**WHAT IS ASKED:**
Each record below is to be reproduced without any change.

**DATA RECORDS:**
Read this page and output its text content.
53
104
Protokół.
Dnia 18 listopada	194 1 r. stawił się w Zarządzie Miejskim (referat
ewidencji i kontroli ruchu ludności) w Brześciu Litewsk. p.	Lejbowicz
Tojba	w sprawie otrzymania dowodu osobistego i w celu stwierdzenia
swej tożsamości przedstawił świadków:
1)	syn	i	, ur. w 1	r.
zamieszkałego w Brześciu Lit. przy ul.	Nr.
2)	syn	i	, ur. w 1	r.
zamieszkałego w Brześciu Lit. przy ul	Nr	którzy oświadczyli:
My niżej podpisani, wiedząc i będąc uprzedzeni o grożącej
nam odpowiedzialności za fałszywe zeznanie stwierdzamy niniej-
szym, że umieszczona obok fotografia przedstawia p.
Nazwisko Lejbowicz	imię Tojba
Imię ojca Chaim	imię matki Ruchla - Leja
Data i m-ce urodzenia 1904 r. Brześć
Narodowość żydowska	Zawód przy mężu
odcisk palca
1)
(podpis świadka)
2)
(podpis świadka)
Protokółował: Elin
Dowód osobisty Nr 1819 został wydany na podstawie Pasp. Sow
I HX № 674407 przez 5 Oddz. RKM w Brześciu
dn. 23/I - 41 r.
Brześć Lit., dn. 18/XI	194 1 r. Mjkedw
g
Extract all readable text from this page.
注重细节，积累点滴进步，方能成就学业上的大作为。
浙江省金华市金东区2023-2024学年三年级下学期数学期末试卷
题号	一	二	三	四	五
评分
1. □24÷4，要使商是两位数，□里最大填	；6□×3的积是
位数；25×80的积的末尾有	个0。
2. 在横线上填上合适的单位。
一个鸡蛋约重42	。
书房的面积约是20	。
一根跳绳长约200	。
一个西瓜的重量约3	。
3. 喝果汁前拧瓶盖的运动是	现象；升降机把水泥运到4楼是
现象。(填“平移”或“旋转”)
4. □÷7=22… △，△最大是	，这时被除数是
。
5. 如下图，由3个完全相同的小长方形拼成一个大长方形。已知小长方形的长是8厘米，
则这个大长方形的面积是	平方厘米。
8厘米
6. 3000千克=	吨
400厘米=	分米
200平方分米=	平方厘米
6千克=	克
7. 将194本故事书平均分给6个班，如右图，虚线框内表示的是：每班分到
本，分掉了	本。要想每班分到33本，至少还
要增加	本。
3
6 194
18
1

**RESULT OF THE TASK:**
Read this page and output its text content.
53
104
Protokół.
Dnia 18 listopada	194 1 r. stawił się w Zarządzie Miejskim (referat
ewidencji i kontroli ruchu ludności) w Brześciu Litewsk. p.	Lejbowicz
Tojba	w sprawie otrzymania dowodu osobistego i w celu stwierdzenia
swej tożsamości przedstawił świadków:
1)	syn	i	, ur. w 1	r.
zamieszkałego w Brześciu Lit. przy ul.	Nr.
2)	syn	i	, ur. w 1	r.
zamieszkałego w Brześciu Lit. przy ul	Nr	którzy oświadczyli:
My niżej podpisani, wiedząc i będąc uprzedzeni o grożącej
nam odpowiedzialności za fałszywe zeznanie stwierdzamy niniej-
szym, że umieszczona obok fotografia przedstawia p.
Nazwisko Lejbowicz	imię Tojba
Imię ojca Chaim	imię matki Ruchla - Leja
Data i m-ce urodzenia 1904 r. Brześć
Narodowość żydowska	Zawód przy mężu
odcisk palca
1)
(podpis świadka)
2)
(podpis świadka)
Protokółował: Elin
Dowód osobisty Nr 1819 został wydany na podstawie Pasp. Sow
I HX № 674407 przez 5 Oddz. RKM w Brześciu
dn. 23/I - 41 r.
Brześć Lit., dn. 18/XI	194 1 r. Mjkedw
g
Extract all readable text from this page.
注重细节，积累点滴进步，方能成就学业上的大作为。
浙江省金华市金东区2023-2024学年三年级下学期数学期末试卷
题号	一	二	三	四	五
评分
1. □24÷4，要使商是两位数，□里最大填	；6□×3的积是
位数；25×80的积的末尾有	个0。
2. 在横线上填上合适的单位。
一个鸡蛋约重42	。
书房的面积约是20	。
一根跳绳长约200	。
一个西瓜的重量约3	。
3. 喝果汁前拧瓶盖的运动是	现象；升降机把水泥运到4楼是
现象。(填“平移”或“旋转”)
4. □÷7=22… △，△最大是	，这时被除数是
。
5. 如下图，由3个完全相同的小长方形拼成一个大长方形。已知小长方形的长是8厘米，
则这个大长方形的面积是	平方厘米。
8厘米
6. 3000千克=	吨
400厘米=	分米
200平方分米=	平方厘米
6千克=	克
7. 将194本故事书平均分给6个班，如右图，虚线框内表示的是：每班分到
本，分掉了	本。要想每班分到33本，至少还
要增加	本。
3
6 194
18
1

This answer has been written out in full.